[Part of a data file]
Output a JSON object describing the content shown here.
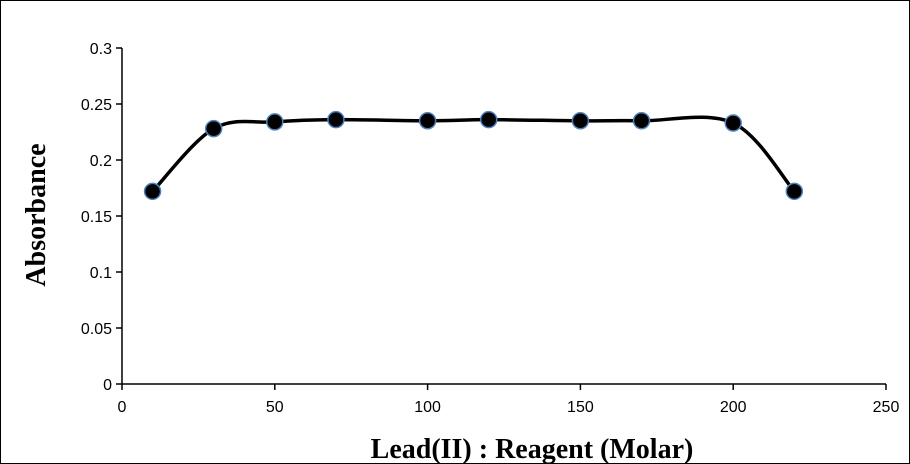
{
  "chart_data": {
    "type": "scatter",
    "title": "",
    "xlabel": "Lead(II)  :  Reagent (Molar)",
    "ylabel": "Absorbance",
    "xlim": [
      0,
      250
    ],
    "ylim": [
      0,
      0.3
    ],
    "x_ticks": [
      0,
      50,
      100,
      150,
      200,
      250
    ],
    "y_ticks": [
      0,
      0.05,
      0.1,
      0.15,
      0.2,
      0.25,
      0.3
    ],
    "x_tick_labels": [
      "0",
      "50",
      "100",
      "150",
      "200",
      "250"
    ],
    "y_tick_labels": [
      "0",
      "0.05",
      "0.1",
      "0.15",
      "0.2",
      "0.25",
      "0.3"
    ],
    "grid": false,
    "smooth_line": true,
    "series": [
      {
        "x": [
          10,
          30,
          50,
          70,
          100,
          120,
          150,
          170,
          200,
          220
        ],
        "y": [
          0.172,
          0.228,
          0.234,
          0.236,
          0.235,
          0.236,
          0.235,
          0.235,
          0.233,
          0.172
        ],
        "line_color": "#000000",
        "marker_fill": "#000000",
        "marker_edge": "#4f81bd"
      }
    ]
  }
}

> PROMPT
Take the records above and transcribe them exactly, dropping every picture.

> COMPLETE ANSWER
Output a JSON object describing the content shown here.
{
  "chart_data": {
    "type": "scatter",
    "title": "",
    "xlabel": "Lead(II)  :  Reagent (Molar)",
    "ylabel": "Absorbance",
    "xlim": [
      0,
      250
    ],
    "ylim": [
      0,
      0.3
    ],
    "x_ticks": [
      0,
      50,
      100,
      150,
      200,
      250
    ],
    "y_ticks": [
      0,
      0.05,
      0.1,
      0.15,
      0.2,
      0.25,
      0.3
    ],
    "x_tick_labels": [
      "0",
      "50",
      "100",
      "150",
      "200",
      "250"
    ],
    "y_tick_labels": [
      "0",
      "0.05",
      "0.1",
      "0.15",
      "0.2",
      "0.25",
      "0.3"
    ],
    "grid": false,
    "smooth_line": true,
    "series": [
      {
        "x": [
          10,
          30,
          50,
          70,
          100,
          120,
          150,
          170,
          200,
          220
        ],
        "y": [
          0.172,
          0.228,
          0.234,
          0.236,
          0.235,
          0.236,
          0.235,
          0.235,
          0.233,
          0.172
        ],
        "line_color": "#000000",
        "marker_fill": "#000000",
        "marker_edge": "#4f81bd"
      }
    ]
  }
}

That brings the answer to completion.